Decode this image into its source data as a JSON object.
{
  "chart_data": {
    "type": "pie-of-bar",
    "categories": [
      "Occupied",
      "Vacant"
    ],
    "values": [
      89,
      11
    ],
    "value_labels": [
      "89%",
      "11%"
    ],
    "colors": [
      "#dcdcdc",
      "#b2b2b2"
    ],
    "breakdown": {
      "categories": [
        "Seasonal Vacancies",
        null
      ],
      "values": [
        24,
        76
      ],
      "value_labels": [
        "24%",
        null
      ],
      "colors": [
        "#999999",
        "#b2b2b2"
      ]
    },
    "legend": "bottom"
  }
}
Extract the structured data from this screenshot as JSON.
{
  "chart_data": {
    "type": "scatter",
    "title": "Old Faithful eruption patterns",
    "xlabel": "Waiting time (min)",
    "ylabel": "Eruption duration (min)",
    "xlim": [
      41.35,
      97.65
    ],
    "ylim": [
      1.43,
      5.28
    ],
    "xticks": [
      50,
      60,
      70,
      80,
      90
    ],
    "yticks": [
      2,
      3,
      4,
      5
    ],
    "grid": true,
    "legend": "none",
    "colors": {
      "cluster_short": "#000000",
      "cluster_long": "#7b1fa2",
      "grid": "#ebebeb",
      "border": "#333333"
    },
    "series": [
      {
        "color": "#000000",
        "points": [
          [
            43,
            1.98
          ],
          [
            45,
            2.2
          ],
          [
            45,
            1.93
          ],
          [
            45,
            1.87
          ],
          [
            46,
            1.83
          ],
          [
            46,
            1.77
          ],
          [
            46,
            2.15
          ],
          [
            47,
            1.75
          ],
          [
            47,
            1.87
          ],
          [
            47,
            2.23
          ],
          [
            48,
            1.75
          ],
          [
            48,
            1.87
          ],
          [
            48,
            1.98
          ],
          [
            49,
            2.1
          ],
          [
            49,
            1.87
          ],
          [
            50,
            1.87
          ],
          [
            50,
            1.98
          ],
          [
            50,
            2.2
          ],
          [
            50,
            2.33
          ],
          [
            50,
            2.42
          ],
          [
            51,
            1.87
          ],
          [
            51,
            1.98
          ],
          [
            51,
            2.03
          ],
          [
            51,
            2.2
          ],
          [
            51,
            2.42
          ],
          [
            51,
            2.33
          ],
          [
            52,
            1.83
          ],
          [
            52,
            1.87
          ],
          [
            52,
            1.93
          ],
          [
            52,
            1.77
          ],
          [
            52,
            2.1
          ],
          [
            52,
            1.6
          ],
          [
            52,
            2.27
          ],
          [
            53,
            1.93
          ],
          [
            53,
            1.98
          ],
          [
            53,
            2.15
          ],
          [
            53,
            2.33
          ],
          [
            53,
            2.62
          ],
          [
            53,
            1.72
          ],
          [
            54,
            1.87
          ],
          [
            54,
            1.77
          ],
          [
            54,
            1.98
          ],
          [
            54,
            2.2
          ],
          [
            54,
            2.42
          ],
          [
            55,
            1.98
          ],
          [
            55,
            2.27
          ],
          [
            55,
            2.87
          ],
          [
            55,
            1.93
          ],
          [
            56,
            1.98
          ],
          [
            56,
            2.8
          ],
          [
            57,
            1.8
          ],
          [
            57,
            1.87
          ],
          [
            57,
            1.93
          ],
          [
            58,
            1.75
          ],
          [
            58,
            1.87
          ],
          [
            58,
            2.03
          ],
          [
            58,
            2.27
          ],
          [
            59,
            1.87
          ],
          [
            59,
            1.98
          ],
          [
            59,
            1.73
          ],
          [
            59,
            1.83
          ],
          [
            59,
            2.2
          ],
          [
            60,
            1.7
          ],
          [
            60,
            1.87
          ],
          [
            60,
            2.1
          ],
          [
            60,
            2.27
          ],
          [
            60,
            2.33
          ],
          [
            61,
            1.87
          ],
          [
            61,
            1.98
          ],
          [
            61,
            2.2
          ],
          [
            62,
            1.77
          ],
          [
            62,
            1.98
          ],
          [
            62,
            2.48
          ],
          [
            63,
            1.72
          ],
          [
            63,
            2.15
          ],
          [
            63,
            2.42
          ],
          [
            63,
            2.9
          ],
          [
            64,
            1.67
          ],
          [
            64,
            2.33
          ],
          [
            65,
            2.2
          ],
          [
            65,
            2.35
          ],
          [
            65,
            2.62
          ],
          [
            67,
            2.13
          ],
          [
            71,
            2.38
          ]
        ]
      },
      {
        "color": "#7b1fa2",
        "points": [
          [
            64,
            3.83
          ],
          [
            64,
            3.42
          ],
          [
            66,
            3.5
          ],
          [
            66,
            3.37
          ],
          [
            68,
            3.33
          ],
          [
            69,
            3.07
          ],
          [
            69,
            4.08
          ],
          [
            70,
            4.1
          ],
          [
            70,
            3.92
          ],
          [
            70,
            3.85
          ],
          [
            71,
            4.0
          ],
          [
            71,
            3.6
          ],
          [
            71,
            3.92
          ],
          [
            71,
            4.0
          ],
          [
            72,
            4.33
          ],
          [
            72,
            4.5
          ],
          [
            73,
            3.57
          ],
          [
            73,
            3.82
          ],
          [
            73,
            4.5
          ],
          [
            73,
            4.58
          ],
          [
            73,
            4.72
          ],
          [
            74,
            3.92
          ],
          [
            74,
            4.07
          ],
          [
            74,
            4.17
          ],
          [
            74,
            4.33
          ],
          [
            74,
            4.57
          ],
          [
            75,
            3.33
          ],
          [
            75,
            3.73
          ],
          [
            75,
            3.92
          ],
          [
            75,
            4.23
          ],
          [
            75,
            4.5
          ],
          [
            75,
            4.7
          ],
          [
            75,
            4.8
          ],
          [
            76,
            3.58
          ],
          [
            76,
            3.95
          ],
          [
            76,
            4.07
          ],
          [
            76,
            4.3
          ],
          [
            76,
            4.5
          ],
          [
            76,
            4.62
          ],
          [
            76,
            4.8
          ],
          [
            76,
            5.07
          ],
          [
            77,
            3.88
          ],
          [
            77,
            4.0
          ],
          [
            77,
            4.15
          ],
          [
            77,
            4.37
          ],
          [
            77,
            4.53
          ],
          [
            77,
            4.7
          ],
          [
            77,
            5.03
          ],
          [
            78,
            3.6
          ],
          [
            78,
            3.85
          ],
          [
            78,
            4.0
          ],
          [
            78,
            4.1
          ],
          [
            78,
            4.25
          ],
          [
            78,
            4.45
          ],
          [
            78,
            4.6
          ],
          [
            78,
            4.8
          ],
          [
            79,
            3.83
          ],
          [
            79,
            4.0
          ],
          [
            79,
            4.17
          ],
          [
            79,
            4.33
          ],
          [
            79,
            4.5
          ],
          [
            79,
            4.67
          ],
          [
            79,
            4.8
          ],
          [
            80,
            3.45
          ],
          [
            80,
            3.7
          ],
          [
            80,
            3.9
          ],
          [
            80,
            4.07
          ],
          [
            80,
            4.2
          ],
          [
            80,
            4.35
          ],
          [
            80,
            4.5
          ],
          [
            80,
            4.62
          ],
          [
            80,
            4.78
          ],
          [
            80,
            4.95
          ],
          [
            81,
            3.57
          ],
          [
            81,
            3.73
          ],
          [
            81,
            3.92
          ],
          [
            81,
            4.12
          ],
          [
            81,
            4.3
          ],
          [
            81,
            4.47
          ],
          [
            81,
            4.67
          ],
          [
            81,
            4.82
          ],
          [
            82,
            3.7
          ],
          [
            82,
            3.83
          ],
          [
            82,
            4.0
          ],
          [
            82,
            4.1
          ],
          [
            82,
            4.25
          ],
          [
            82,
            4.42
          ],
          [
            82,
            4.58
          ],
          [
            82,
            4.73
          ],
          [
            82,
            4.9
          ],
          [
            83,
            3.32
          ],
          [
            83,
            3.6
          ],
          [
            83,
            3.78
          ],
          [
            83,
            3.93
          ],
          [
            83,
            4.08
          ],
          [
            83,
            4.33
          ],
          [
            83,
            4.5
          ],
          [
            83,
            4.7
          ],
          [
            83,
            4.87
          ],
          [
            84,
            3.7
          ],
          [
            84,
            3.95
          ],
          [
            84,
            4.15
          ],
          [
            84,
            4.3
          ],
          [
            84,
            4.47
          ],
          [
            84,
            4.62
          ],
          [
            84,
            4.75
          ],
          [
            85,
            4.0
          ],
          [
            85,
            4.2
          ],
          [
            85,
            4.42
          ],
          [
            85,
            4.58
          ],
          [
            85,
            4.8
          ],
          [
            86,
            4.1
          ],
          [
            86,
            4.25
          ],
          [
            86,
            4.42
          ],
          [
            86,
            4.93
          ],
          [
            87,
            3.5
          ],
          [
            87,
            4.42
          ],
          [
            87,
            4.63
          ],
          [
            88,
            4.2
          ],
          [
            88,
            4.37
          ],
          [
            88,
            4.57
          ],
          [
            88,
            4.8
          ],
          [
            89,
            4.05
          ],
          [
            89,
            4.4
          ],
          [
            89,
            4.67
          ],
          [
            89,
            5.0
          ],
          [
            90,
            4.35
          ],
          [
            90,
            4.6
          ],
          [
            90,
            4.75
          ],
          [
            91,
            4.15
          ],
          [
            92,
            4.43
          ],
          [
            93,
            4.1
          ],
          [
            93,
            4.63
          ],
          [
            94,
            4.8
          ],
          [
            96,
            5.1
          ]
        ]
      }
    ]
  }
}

================

* **TASK STATEMENT**: Search the entries for the word "this", then gather every line that has it.

* **THE RESPONSE**:
Decode this image into its source data as a JSON object.
Extract the structured data from this screenshot as JSON.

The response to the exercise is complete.